>> BEGIN STORED ROWS
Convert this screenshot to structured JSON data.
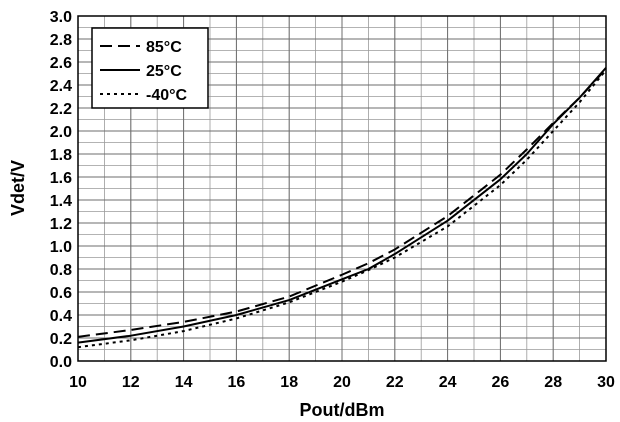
{
  "chart_data": {
    "type": "line",
    "title": "",
    "xlabel": "Pout/dBm",
    "ylabel": "Vdet/V",
    "xlim": [
      10,
      30
    ],
    "ylim": [
      0.0,
      3.0
    ],
    "x_major_ticks": [
      10,
      12,
      14,
      16,
      18,
      20,
      22,
      24,
      26,
      28,
      30
    ],
    "x_tick_labels": [
      "10",
      "12",
      "14",
      "16",
      "18",
      "20",
      "22",
      "24",
      "26",
      "28",
      "30"
    ],
    "y_major_ticks": [
      0.0,
      0.2,
      0.4,
      0.6,
      0.8,
      1.0,
      1.2,
      1.4,
      1.6,
      1.8,
      2.0,
      2.2,
      2.4,
      2.6,
      2.8,
      3.0
    ],
    "y_tick_labels": [
      "0.0",
      "0.2",
      "0.4",
      "0.6",
      "0.8",
      "1.0",
      "1.2",
      "1.4",
      "1.6",
      "1.8",
      "2.0",
      "2.2",
      "2.4",
      "2.6",
      "2.8",
      "3.0"
    ],
    "grid": true,
    "x_minor_step": 1,
    "y_minor_step": 0.1,
    "legend_position": "top-left",
    "series": [
      {
        "name": "85°C",
        "style": "dashed",
        "x": [
          10,
          12,
          14,
          16,
          18,
          20,
          21,
          22,
          24,
          26,
          27,
          28,
          29,
          30
        ],
        "y": [
          0.21,
          0.27,
          0.34,
          0.43,
          0.56,
          0.75,
          0.85,
          0.97,
          1.26,
          1.62,
          1.84,
          2.07,
          2.29,
          2.54
        ]
      },
      {
        "name": "25°C",
        "style": "solid",
        "x": [
          10,
          12,
          14,
          16,
          18,
          20,
          21,
          22,
          24,
          26,
          27,
          28,
          29,
          30
        ],
        "y": [
          0.16,
          0.22,
          0.3,
          0.4,
          0.53,
          0.71,
          0.8,
          0.93,
          1.22,
          1.58,
          1.8,
          2.06,
          2.29,
          2.55
        ]
      },
      {
        "name": "-40°C",
        "style": "dotted",
        "x": [
          10,
          12,
          14,
          16,
          18,
          20,
          21,
          22,
          24,
          26,
          27,
          28,
          29,
          30
        ],
        "y": [
          0.12,
          0.18,
          0.26,
          0.37,
          0.51,
          0.69,
          0.79,
          0.9,
          1.17,
          1.53,
          1.75,
          2.0,
          2.25,
          2.53
        ]
      }
    ]
  }
}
>> END STORED ROWS
- **GOAL OF THE EXERCISE**: Repeat the material above in full and unchanged, minus its images.

- **TASK SOLUTION**:
Convert this screenshot to structured JSON data.
{
  "chart_data": {
    "type": "line",
    "title": "",
    "xlabel": "Pout/dBm",
    "ylabel": "Vdet/V",
    "xlim": [
      10,
      30
    ],
    "ylim": [
      0.0,
      3.0
    ],
    "x_major_ticks": [
      10,
      12,
      14,
      16,
      18,
      20,
      22,
      24,
      26,
      28,
      30
    ],
    "x_tick_labels": [
      "10",
      "12",
      "14",
      "16",
      "18",
      "20",
      "22",
      "24",
      "26",
      "28",
      "30"
    ],
    "y_major_ticks": [
      0.0,
      0.2,
      0.4,
      0.6,
      0.8,
      1.0,
      1.2,
      1.4,
      1.6,
      1.8,
      2.0,
      2.2,
      2.4,
      2.6,
      2.8,
      3.0
    ],
    "y_tick_labels": [
      "0.0",
      "0.2",
      "0.4",
      "0.6",
      "0.8",
      "1.0",
      "1.2",
      "1.4",
      "1.6",
      "1.8",
      "2.0",
      "2.2",
      "2.4",
      "2.6",
      "2.8",
      "3.0"
    ],
    "grid": true,
    "x_minor_step": 1,
    "y_minor_step": 0.1,
    "legend_position": "top-left",
    "series": [
      {
        "name": "85°C",
        "style": "dashed",
        "x": [
          10,
          12,
          14,
          16,
          18,
          20,
          21,
          22,
          24,
          26,
          27,
          28,
          29,
          30
        ],
        "y": [
          0.21,
          0.27,
          0.34,
          0.43,
          0.56,
          0.75,
          0.85,
          0.97,
          1.26,
          1.62,
          1.84,
          2.07,
          2.29,
          2.54
        ]
      },
      {
        "name": "25°C",
        "style": "solid",
        "x": [
          10,
          12,
          14,
          16,
          18,
          20,
          21,
          22,
          24,
          26,
          27,
          28,
          29,
          30
        ],
        "y": [
          0.16,
          0.22,
          0.3,
          0.4,
          0.53,
          0.71,
          0.8,
          0.93,
          1.22,
          1.58,
          1.8,
          2.06,
          2.29,
          2.55
        ]
      },
      {
        "name": "-40°C",
        "style": "dotted",
        "x": [
          10,
          12,
          14,
          16,
          18,
          20,
          21,
          22,
          24,
          26,
          27,
          28,
          29,
          30
        ],
        "y": [
          0.12,
          0.18,
          0.26,
          0.37,
          0.51,
          0.69,
          0.79,
          0.9,
          1.17,
          1.53,
          1.75,
          2.0,
          2.25,
          2.53
        ]
      }
    ]
  }
}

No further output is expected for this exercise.